WHAT TO WORK ON -
Select every line below containing the word "dataset".

-- -- --

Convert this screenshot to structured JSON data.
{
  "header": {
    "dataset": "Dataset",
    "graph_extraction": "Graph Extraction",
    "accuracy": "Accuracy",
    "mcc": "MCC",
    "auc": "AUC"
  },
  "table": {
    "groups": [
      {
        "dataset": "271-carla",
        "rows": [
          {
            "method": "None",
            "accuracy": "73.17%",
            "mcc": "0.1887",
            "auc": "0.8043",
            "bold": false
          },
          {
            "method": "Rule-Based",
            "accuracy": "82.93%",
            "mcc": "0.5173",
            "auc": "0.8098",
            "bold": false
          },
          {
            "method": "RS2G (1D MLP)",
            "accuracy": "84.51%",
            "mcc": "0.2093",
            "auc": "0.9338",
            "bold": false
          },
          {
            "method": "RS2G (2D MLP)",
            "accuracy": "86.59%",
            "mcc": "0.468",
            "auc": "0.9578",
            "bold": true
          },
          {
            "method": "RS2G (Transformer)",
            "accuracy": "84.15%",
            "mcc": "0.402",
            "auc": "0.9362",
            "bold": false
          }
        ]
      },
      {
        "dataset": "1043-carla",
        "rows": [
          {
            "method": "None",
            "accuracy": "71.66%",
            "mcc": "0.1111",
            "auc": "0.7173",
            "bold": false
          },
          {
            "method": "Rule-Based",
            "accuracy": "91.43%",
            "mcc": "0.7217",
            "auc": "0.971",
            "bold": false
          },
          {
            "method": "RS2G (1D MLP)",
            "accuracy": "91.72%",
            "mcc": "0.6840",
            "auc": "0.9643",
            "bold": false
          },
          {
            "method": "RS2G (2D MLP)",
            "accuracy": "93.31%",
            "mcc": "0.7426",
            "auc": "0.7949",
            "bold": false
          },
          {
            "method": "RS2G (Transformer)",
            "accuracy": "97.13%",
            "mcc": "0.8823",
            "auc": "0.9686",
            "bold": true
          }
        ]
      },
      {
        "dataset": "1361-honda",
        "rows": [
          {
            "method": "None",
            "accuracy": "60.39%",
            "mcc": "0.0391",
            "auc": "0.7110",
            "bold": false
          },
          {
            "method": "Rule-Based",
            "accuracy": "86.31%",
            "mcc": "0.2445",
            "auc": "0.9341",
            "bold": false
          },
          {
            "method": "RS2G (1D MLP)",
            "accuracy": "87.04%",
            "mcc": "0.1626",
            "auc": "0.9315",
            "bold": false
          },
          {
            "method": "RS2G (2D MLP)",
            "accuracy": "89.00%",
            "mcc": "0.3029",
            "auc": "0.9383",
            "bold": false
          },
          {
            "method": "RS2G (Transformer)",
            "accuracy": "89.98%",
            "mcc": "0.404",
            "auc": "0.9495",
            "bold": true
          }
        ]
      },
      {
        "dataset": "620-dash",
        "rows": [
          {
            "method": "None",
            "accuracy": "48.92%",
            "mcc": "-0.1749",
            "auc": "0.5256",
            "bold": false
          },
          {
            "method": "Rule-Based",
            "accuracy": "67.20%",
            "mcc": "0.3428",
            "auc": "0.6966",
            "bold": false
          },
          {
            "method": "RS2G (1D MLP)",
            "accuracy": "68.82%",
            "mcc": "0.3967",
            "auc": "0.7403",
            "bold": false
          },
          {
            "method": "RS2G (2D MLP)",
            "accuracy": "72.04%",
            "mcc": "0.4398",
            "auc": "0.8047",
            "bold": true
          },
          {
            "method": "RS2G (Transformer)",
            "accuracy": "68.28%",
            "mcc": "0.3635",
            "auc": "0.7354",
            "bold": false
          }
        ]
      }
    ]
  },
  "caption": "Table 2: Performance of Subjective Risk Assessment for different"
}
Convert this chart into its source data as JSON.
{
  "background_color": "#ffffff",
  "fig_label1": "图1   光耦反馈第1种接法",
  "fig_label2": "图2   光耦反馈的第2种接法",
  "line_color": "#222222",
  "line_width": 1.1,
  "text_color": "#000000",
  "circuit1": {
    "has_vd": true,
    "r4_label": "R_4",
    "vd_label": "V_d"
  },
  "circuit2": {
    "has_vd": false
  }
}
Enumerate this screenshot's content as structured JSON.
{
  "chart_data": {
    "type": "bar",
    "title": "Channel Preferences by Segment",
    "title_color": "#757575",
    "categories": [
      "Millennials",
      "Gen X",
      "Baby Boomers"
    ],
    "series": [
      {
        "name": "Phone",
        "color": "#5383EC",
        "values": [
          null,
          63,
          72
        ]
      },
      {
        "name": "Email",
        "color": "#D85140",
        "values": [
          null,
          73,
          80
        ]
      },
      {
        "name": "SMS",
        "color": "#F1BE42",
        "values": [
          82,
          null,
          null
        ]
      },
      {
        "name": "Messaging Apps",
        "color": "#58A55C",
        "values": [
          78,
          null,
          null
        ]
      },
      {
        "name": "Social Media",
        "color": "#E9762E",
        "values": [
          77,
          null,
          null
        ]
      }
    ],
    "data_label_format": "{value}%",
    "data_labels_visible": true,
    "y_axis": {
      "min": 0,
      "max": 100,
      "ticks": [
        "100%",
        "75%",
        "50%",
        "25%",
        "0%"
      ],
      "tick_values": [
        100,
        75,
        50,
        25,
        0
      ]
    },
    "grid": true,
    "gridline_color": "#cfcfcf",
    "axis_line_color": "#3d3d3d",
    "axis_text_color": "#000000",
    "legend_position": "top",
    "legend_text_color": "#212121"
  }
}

-- -- --

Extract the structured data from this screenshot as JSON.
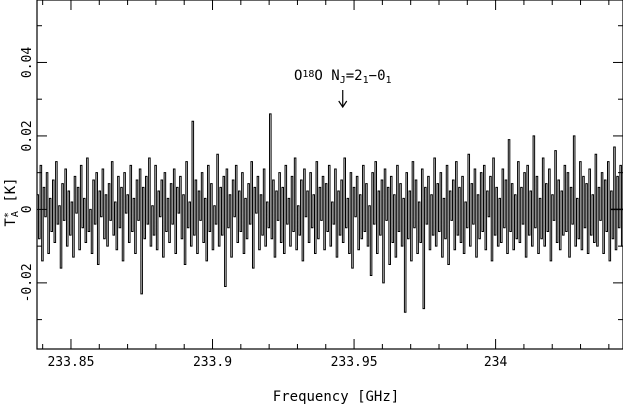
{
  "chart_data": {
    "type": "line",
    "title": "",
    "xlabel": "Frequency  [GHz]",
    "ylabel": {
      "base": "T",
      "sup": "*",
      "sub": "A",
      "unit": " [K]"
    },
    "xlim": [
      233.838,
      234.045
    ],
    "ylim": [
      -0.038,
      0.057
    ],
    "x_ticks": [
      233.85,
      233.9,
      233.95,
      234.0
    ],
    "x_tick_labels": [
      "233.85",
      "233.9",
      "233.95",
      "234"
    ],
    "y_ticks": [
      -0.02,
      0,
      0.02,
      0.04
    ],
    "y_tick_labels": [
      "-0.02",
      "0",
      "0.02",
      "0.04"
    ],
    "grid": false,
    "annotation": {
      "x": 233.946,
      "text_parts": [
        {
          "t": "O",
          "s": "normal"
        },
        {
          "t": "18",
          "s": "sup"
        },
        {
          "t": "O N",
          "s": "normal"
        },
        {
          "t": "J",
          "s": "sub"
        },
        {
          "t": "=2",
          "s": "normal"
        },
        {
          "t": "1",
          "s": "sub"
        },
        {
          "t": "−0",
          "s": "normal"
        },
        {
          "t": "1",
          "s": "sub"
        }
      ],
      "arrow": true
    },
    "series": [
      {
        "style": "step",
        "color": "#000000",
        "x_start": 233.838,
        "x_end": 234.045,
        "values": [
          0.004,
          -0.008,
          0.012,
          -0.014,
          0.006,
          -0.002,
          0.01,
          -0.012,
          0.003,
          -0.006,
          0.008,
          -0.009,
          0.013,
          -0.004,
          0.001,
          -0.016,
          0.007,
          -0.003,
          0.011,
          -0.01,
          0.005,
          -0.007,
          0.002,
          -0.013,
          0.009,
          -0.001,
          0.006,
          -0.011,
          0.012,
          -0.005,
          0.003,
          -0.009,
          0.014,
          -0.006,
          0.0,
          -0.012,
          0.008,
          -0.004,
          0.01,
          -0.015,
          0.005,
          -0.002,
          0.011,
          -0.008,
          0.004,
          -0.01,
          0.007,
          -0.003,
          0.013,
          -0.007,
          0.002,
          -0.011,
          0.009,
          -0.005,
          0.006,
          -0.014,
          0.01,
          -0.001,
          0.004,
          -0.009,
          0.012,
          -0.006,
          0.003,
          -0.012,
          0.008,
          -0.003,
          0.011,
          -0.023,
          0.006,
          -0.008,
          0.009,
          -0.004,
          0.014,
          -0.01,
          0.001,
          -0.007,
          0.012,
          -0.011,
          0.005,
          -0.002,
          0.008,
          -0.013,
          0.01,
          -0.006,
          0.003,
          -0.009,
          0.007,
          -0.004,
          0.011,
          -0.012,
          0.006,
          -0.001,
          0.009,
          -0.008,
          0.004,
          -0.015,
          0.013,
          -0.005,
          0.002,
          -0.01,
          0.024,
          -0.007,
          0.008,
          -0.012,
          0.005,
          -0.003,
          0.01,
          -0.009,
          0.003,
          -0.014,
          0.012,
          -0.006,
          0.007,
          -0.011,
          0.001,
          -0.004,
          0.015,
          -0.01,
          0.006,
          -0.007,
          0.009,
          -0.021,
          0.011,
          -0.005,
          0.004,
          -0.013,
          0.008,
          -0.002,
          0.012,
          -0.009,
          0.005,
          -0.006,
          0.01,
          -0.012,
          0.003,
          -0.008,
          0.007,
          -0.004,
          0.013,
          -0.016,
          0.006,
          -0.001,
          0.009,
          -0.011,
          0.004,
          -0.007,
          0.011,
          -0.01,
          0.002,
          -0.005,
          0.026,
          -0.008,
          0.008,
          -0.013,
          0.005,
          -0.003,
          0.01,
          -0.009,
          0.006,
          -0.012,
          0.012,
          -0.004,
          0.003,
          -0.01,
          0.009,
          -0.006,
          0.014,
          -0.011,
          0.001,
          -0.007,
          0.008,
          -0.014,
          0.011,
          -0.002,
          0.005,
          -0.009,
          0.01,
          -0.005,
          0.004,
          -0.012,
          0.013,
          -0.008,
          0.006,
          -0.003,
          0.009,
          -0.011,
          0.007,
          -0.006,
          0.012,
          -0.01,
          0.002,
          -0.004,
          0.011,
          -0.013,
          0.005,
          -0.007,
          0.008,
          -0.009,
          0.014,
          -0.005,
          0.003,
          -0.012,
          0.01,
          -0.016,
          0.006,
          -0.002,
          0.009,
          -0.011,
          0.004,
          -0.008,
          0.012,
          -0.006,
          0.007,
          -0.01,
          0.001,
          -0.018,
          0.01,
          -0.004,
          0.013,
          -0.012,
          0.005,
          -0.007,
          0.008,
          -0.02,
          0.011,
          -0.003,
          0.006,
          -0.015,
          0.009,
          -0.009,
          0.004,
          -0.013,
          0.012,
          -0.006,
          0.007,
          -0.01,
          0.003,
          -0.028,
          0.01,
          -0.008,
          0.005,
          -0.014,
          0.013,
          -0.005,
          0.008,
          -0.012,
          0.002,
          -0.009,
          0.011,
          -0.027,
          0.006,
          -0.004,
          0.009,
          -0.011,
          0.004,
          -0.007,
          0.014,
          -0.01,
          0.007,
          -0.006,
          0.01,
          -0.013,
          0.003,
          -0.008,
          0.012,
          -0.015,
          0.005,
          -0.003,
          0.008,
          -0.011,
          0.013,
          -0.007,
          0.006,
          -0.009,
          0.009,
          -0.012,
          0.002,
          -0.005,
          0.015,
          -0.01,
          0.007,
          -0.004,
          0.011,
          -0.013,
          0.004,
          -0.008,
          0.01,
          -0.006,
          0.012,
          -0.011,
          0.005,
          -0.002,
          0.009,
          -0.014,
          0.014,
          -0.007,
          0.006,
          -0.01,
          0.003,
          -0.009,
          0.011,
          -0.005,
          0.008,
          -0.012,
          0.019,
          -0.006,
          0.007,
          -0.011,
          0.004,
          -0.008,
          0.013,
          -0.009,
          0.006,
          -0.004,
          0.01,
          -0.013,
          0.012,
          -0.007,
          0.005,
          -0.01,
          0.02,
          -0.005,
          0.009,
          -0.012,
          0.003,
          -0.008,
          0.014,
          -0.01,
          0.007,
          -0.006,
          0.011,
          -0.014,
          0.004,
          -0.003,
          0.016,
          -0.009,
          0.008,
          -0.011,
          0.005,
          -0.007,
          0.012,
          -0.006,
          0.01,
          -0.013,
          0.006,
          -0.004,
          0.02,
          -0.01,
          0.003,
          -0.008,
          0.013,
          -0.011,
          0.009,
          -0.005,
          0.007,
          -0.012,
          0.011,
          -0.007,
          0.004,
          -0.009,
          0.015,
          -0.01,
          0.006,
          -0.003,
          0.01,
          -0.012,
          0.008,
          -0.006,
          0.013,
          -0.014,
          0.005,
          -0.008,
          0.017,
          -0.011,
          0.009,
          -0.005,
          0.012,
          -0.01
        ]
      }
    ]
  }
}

-- -- --

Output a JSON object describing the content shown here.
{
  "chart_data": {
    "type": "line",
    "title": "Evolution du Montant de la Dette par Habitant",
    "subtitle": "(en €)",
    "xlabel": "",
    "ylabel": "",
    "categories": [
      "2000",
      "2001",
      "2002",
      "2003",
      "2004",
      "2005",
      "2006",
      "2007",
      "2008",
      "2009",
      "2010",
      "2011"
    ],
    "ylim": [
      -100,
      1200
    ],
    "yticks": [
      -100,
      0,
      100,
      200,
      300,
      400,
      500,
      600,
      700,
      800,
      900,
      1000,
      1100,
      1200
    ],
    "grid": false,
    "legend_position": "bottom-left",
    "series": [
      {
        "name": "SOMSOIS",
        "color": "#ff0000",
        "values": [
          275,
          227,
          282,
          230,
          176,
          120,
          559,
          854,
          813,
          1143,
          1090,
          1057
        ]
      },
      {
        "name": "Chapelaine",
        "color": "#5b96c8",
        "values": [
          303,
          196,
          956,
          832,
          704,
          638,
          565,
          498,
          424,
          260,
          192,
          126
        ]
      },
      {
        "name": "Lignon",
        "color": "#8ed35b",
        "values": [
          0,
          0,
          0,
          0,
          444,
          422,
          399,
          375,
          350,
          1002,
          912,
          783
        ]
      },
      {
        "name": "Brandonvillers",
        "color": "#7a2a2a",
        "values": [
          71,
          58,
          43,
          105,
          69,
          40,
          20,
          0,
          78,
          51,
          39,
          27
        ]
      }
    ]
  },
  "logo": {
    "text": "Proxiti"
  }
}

-- -- --

ANSWER TO THE EXERCISE -
    "dataset": "Dataset",
        "dataset": "271-carla",
        "dataset": "1043-carla",
        "dataset": "1361-honda",
        "dataset": "620-dash",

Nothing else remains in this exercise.